TASK DIRECTIONS: Among the entries below, find the lines that hold the word "warp" and report them.
|---|
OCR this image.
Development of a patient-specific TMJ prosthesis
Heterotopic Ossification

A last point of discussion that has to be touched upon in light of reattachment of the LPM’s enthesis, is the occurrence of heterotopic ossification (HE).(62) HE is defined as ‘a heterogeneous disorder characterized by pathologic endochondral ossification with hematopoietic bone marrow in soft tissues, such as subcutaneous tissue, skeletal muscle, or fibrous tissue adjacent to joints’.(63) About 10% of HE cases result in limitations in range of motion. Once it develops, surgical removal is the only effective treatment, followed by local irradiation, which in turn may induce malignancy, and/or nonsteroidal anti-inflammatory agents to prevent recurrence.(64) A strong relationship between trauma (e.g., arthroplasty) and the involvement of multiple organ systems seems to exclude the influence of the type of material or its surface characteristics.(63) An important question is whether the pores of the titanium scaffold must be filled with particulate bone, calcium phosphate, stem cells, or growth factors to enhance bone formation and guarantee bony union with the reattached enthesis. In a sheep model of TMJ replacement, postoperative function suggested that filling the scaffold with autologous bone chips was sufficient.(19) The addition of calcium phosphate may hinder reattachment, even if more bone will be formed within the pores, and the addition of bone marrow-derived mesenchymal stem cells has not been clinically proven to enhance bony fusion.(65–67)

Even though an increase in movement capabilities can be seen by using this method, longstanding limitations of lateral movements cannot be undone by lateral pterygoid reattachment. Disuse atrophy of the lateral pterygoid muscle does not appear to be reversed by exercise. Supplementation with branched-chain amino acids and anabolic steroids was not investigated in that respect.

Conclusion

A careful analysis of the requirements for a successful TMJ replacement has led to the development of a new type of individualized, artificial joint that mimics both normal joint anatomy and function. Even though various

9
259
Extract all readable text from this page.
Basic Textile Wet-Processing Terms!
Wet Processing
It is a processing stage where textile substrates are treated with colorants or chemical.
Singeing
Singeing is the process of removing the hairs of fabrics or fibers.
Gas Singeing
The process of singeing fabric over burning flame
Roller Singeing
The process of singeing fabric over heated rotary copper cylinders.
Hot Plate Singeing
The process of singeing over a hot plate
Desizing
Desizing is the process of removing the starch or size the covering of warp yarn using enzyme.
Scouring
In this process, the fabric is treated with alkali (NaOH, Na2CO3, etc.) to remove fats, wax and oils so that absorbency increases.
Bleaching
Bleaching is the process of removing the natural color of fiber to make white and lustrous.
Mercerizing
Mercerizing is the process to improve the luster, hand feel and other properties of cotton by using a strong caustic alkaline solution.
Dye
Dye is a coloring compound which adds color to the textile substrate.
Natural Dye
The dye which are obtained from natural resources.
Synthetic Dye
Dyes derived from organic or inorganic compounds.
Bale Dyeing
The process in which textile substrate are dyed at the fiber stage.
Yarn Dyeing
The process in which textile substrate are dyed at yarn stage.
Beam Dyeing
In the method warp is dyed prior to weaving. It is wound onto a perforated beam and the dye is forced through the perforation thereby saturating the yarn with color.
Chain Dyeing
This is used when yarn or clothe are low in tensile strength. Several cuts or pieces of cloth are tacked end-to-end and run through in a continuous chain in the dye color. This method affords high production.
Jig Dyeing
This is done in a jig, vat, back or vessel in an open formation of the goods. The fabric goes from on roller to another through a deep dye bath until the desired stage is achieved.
|---|
PROBLEM SOLUTION:
Desizing is the process of removing the starch or size the covering of warp yarn using enzyme.
In the method warp is dyed prior to weaving. It is wound onto a perforated beam and the dye is forced through the perforation thereby saturating the yarn with color.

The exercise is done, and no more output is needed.